■ Work instructions
Reproduce all of the data that follows, character for character.

>> BEGIN Raw data

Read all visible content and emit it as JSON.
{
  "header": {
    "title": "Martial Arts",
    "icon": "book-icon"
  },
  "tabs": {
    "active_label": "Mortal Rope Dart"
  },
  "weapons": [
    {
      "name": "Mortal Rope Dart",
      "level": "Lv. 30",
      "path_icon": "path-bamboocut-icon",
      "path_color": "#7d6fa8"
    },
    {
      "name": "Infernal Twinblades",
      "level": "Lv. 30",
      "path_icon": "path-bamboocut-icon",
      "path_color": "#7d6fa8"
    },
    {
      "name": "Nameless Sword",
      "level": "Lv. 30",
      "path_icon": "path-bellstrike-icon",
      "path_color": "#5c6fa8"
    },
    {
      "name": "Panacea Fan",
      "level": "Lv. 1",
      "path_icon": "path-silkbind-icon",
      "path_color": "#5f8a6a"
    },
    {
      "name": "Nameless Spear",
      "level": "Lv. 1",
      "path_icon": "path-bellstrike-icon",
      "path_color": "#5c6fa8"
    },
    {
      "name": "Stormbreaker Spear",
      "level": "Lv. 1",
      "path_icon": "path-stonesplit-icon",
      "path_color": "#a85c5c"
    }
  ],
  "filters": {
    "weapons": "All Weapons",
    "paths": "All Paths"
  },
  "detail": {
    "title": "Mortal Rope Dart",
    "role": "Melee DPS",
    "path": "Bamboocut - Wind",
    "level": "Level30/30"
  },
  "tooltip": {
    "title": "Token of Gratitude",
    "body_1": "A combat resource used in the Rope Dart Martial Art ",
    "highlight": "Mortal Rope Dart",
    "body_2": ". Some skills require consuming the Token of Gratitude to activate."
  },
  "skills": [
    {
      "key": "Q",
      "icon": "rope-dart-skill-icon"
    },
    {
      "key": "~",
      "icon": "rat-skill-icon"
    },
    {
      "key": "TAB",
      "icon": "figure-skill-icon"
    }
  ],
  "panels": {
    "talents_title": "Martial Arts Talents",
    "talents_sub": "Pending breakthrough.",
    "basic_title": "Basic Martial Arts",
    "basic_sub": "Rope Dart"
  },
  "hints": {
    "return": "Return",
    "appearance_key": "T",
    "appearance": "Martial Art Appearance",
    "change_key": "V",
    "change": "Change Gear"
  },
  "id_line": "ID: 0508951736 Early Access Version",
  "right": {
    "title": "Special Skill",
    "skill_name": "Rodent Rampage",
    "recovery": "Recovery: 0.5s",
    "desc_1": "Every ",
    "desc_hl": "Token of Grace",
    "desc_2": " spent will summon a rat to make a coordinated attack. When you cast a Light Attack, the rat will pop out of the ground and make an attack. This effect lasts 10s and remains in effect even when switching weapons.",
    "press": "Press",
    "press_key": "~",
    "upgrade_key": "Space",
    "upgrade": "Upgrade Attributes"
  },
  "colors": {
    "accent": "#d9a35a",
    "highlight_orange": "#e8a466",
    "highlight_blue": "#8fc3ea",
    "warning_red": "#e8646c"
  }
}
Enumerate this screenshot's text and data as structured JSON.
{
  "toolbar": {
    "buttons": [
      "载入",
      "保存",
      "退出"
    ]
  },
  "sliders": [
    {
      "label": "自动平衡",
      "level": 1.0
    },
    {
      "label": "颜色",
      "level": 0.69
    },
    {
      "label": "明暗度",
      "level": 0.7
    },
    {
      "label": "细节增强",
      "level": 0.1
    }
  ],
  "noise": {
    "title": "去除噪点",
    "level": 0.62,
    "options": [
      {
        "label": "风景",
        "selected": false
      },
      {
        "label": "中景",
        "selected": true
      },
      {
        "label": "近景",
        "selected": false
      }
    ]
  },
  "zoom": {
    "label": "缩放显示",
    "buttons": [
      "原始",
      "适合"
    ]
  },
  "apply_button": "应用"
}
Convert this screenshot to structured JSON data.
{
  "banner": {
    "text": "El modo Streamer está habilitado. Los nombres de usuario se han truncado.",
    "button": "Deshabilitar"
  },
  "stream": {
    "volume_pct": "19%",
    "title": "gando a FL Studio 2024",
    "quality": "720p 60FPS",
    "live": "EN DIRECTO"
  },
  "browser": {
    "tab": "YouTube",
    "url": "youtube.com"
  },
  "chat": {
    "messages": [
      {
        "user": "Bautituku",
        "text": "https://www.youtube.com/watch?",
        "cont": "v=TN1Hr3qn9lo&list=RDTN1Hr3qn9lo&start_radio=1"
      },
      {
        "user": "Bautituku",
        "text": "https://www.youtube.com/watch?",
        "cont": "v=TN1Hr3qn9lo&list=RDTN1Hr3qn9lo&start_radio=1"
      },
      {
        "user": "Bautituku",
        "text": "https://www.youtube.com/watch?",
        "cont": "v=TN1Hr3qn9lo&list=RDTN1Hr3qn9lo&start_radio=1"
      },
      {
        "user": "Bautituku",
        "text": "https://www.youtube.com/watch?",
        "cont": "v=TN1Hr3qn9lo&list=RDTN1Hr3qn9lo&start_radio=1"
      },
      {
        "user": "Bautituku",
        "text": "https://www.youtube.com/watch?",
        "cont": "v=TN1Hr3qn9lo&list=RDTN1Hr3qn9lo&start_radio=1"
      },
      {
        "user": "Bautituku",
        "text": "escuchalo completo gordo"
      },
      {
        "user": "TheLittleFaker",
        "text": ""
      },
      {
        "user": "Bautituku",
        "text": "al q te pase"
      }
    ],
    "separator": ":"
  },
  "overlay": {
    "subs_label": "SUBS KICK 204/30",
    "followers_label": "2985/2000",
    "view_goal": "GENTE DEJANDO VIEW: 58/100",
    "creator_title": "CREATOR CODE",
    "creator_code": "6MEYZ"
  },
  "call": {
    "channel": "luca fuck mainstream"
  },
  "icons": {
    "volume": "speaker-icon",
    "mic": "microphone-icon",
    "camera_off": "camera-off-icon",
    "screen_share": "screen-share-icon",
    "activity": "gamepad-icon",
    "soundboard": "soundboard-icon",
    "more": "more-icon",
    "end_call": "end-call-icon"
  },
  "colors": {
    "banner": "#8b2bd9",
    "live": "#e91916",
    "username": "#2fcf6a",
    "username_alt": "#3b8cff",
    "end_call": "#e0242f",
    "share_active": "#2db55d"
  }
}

>> END Raw data

■ Exercise response
Read all visible content and emit it as JSON.
{
  "header": {
    "title": "Martial Arts",
    "icon": "book-icon"
  },
  "tabs": {
    "active_label": "Mortal Rope Dart"
  },
  "weapons": [
    {
      "name": "Mortal Rope Dart",
      "level": "Lv. 30",
      "path_icon": "path-bamboocut-icon",
      "path_color": "#7d6fa8"
    },
    {
      "name": "Infernal Twinblades",
      "level": "Lv. 30",
      "path_icon": "path-bamboocut-icon",
      "path_color": "#7d6fa8"
    },
    {
      "name": "Nameless Sword",
      "level": "Lv. 30",
      "path_icon": "path-bellstrike-icon",
      "path_color": "#5c6fa8"
    },
    {
      "name": "Panacea Fan",
      "level": "Lv. 1",
      "path_icon": "path-silkbind-icon",
      "path_color": "#5f8a6a"
    },
    {
      "name": "Nameless Spear",
      "level": "Lv. 1",
      "path_icon": "path-bellstrike-icon",
      "path_color": "#5c6fa8"
    },
    {
      "name": "Stormbreaker Spear",
      "level": "Lv. 1",
      "path_icon": "path-stonesplit-icon",
      "path_color": "#a85c5c"
    }
  ],
  "filters": {
    "weapons": "All Weapons",
    "paths": "All Paths"
  },
  "detail": {
    "title": "Mortal Rope Dart",
    "role": "Melee DPS",
    "path": "Bamboocut - Wind",
    "level": "Level30/30"
  },
  "tooltip": {
    "title": "Token of Gratitude",
    "body_1": "A combat resource used in the Rope Dart Martial Art ",
    "highlight": "Mortal Rope Dart",
    "body_2": ". Some skills require consuming the Token of Gratitude to activate."
  },
  "skills": [
    {
      "key": "Q",
      "icon": "rope-dart-skill-icon"
    },
    {
      "key": "~",
      "icon": "rat-skill-icon"
    },
    {
      "key": "TAB",
      "icon": "figure-skill-icon"
    }
  ],
  "panels": {
    "talents_title": "Martial Arts Talents",
    "talents_sub": "Pending breakthrough.",
    "basic_title": "Basic Martial Arts",
    "basic_sub": "Rope Dart"
  },
  "hints": {
    "return": "Return",
    "appearance_key": "T",
    "appearance": "Martial Art Appearance",
    "change_key": "V",
    "change": "Change Gear"
  },
  "id_line": "ID: 0508951736 Early Access Version",
  "right": {
    "title": "Special Skill",
    "skill_name": "Rodent Rampage",
    "recovery": "Recovery: 0.5s",
    "desc_1": "Every ",
    "desc_hl": "Token of Grace",
    "desc_2": " spent will summon a rat to make a coordinated attack. When you cast a Light Attack, the rat will pop out of the ground and make an attack. This effect lasts 10s and remains in effect even when switching weapons.",
    "press": "Press",
    "press_key": "~",
    "upgrade_key": "Space",
    "upgrade": "Upgrade Attributes"
  },
  "colors": {
    "accent": "#d9a35a",
    "highlight_orange": "#e8a466",
    "highlight_blue": "#8fc3ea",
    "warning_red": "#e8646c"
  }
}
Enumerate this screenshot's text and data as structured JSON.
{
  "toolbar": {
    "buttons": [
      "载入",
      "保存",
      "退出"
    ]
  },
  "sliders": [
    {
      "label": "自动平衡",
      "level": 1.0
    },
    {
      "label": "颜色",
      "level": 0.69
    },
    {
      "label": "明暗度",
      "level": 0.7
    },
    {
      "label": "细节增强",
      "level": 0.1
    }
  ],
  "noise": {
    "title": "去除噪点",
    "level": 0.62,
    "options": [
      {
        "label": "风景",
        "selected": false
      },
      {
        "label": "中景",
        "selected": true
      },
      {
        "label": "近景",
        "selected": false
      }
    ]
  },
  "zoom": {
    "label": "缩放显示",
    "buttons": [
      "原始",
      "适合"
    ]
  },
  "apply_button": "应用"
}
Convert this screenshot to structured JSON data.
{
  "banner": {
    "text": "El modo Streamer está habilitado. Los nombres de usuario se han truncado.",
    "button": "Deshabilitar"
  },
  "stream": {
    "volume_pct": "19%",
    "title": "gando a FL Studio 2024",
    "quality": "720p 60FPS",
    "live": "EN DIRECTO"
  },
  "browser": {
    "tab": "YouTube",
    "url": "youtube.com"
  },
  "chat": {
    "messages": [
      {
        "user": "Bautituku",
        "text": "https://www.youtube.com/watch?",
        "cont": "v=TN1Hr3qn9lo&list=RDTN1Hr3qn9lo&start_radio=1"
      },
      {
        "user": "Bautituku",
        "text": "https://www.youtube.com/watch?",
        "cont": "v=TN1Hr3qn9lo&list=RDTN1Hr3qn9lo&start_radio=1"
      },
      {
        "user": "Bautituku",
        "text": "https://www.youtube.com/watch?",
        "cont": "v=TN1Hr3qn9lo&list=RDTN1Hr3qn9lo&start_radio=1"
      },
      {
        "user": "Bautituku",
        "text": "https://www.youtube.com/watch?",
        "cont": "v=TN1Hr3qn9lo&list=RDTN1Hr3qn9lo&start_radio=1"
      },
      {
        "user": "Bautituku",
        "text": "https://www.youtube.com/watch?",
        "cont": "v=TN1Hr3qn9lo&list=RDTN1Hr3qn9lo&start_radio=1"
      },
      {
        "user": "Bautituku",
        "text": "escuchalo completo gordo"
      },
      {
        "user": "TheLittleFaker",
        "text": ""
      },
      {
        "user": "Bautituku",
        "text": "al q te pase"
      }
    ],
    "separator": ":"
  },
  "overlay": {
    "subs_label": "SUBS KICK 204/30",
    "followers_label": "2985/2000",
    "view_goal": "GENTE DEJANDO VIEW: 58/100",
    "creator_title": "CREATOR CODE",
    "creator_code": "6MEYZ"
  },
  "call": {
    "channel": "luca fuck mainstream"
  },
  "icons": {
    "volume": "speaker-icon",
    "mic": "microphone-icon",
    "camera_off": "camera-off-icon",
    "screen_share": "screen-share-icon",
    "activity": "gamepad-icon",
    "soundboard": "soundboard-icon",
    "more": "more-icon",
    "end_call": "end-call-icon"
  },
  "colors": {
    "banner": "#8b2bd9",
    "live": "#e91916",
    "username": "#2fcf6a",
    "username_alt": "#3b8cff",
    "end_call": "#e0242f",
    "share_active": "#2db55d"
  }
}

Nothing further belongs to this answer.